* _What you are asked to do_:
Would you restate all the data that follows, word for word?
Start of Entries supplied
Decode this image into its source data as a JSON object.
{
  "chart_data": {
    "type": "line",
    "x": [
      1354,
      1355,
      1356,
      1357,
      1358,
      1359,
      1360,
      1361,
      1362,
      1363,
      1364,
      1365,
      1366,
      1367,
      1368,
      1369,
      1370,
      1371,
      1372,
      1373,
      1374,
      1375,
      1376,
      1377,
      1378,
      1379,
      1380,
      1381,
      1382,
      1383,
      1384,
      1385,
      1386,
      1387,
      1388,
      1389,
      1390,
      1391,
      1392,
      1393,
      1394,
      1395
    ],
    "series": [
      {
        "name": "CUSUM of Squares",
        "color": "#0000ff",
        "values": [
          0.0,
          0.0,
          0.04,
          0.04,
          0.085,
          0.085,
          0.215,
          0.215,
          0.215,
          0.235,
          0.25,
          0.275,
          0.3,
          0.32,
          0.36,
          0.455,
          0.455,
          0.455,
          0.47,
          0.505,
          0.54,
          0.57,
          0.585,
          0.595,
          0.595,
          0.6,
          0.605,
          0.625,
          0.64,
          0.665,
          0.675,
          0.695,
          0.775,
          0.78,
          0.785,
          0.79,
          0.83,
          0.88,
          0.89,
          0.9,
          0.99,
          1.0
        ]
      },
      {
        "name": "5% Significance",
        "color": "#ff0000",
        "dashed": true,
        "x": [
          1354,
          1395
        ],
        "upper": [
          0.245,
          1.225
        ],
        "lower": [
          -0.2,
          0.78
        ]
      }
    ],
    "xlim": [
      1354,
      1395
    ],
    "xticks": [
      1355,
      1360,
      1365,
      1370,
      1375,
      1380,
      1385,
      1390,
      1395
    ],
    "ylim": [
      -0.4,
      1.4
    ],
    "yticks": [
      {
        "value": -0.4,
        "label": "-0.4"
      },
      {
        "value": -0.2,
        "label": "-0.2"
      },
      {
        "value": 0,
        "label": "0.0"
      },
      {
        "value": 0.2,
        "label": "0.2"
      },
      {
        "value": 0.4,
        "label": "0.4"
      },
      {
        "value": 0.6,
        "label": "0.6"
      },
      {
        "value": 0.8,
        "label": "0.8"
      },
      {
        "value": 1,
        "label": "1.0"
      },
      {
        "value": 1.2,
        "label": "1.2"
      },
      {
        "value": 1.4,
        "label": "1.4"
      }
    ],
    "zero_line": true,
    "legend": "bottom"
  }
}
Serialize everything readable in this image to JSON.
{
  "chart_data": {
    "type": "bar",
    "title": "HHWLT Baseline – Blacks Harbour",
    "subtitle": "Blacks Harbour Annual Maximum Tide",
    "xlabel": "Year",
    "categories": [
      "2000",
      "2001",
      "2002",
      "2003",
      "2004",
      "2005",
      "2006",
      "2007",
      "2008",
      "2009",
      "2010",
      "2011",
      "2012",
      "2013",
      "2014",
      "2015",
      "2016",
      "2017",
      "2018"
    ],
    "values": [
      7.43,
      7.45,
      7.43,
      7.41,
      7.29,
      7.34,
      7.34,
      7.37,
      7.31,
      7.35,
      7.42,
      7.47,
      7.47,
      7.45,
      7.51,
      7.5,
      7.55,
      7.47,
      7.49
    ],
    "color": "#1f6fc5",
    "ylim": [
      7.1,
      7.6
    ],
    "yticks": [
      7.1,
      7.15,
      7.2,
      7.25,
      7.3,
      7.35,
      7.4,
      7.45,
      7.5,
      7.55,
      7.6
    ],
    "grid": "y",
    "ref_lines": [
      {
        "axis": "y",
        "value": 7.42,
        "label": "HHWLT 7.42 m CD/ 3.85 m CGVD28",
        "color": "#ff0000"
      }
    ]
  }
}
End of Entries supplied
* _Written solution_:
Decode this image into its source data as a JSON object.
{
  "chart_data": {
    "type": "line",
    "x": [
      1354,
      1355,
      1356,
      1357,
      1358,
      1359,
      1360,
      1361,
      1362,
      1363,
      1364,
      1365,
      1366,
      1367,
      1368,
      1369,
      1370,
      1371,
      1372,
      1373,
      1374,
      1375,
      1376,
      1377,
      1378,
      1379,
      1380,
      1381,
      1382,
      1383,
      1384,
      1385,
      1386,
      1387,
      1388,
      1389,
      1390,
      1391,
      1392,
      1393,
      1394,
      1395
    ],
    "series": [
      {
        "name": "CUSUM of Squares",
        "color": "#0000ff",
        "values": [
          0.0,
          0.0,
          0.04,
          0.04,
          0.085,
          0.085,
          0.215,
          0.215,
          0.215,
          0.235,
          0.25,
          0.275,
          0.3,
          0.32,
          0.36,
          0.455,
          0.455,
          0.455,
          0.47,
          0.505,
          0.54,
          0.57,
          0.585,
          0.595,
          0.595,
          0.6,
          0.605,
          0.625,
          0.64,
          0.665,
          0.675,
          0.695,
          0.775,
          0.78,
          0.785,
          0.79,
          0.83,
          0.88,
          0.89,
          0.9,
          0.99,
          1.0
        ]
      },
      {
        "name": "5% Significance",
        "color": "#ff0000",
        "dashed": true,
        "x": [
          1354,
          1395
        ],
        "upper": [
          0.245,
          1.225
        ],
        "lower": [
          -0.2,
          0.78
        ]
      }
    ],
    "xlim": [
      1354,
      1395
    ],
    "xticks": [
      1355,
      1360,
      1365,
      1370,
      1375,
      1380,
      1385,
      1390,
      1395
    ],
    "ylim": [
      -0.4,
      1.4
    ],
    "yticks": [
      {
        "value": -0.4,
        "label": "-0.4"
      },
      {
        "value": -0.2,
        "label": "-0.2"
      },
      {
        "value": 0,
        "label": "0.0"
      },
      {
        "value": 0.2,
        "label": "0.2"
      },
      {
        "value": 0.4,
        "label": "0.4"
      },
      {
        "value": 0.6,
        "label": "0.6"
      },
      {
        "value": 0.8,
        "label": "0.8"
      },
      {
        "value": 1,
        "label": "1.0"
      },
      {
        "value": 1.2,
        "label": "1.2"
      },
      {
        "value": 1.4,
        "label": "1.4"
      }
    ],
    "zero_line": true,
    "legend": "bottom"
  }
}
Serialize everything readable in this image to JSON.
{
  "chart_data": {
    "type": "bar",
    "title": "HHWLT Baseline – Blacks Harbour",
    "subtitle": "Blacks Harbour Annual Maximum Tide",
    "xlabel": "Year",
    "categories": [
      "2000",
      "2001",
      "2002",
      "2003",
      "2004",
      "2005",
      "2006",
      "2007",
      "2008",
      "2009",
      "2010",
      "2011",
      "2012",
      "2013",
      "2014",
      "2015",
      "2016",
      "2017",
      "2018"
    ],
    "values": [
      7.43,
      7.45,
      7.43,
      7.41,
      7.29,
      7.34,
      7.34,
      7.37,
      7.31,
      7.35,
      7.42,
      7.47,
      7.47,
      7.45,
      7.51,
      7.5,
      7.55,
      7.47,
      7.49
    ],
    "color": "#1f6fc5",
    "ylim": [
      7.1,
      7.6
    ],
    "yticks": [
      7.1,
      7.15,
      7.2,
      7.25,
      7.3,
      7.35,
      7.4,
      7.45,
      7.5,
      7.55,
      7.6
    ],
    "grid": "y",
    "ref_lines": [
      {
        "axis": "y",
        "value": 7.42,
        "label": "HHWLT 7.42 m CD/ 3.85 m CGVD28",
        "color": "#ff0000"
      }
    ]
  }
}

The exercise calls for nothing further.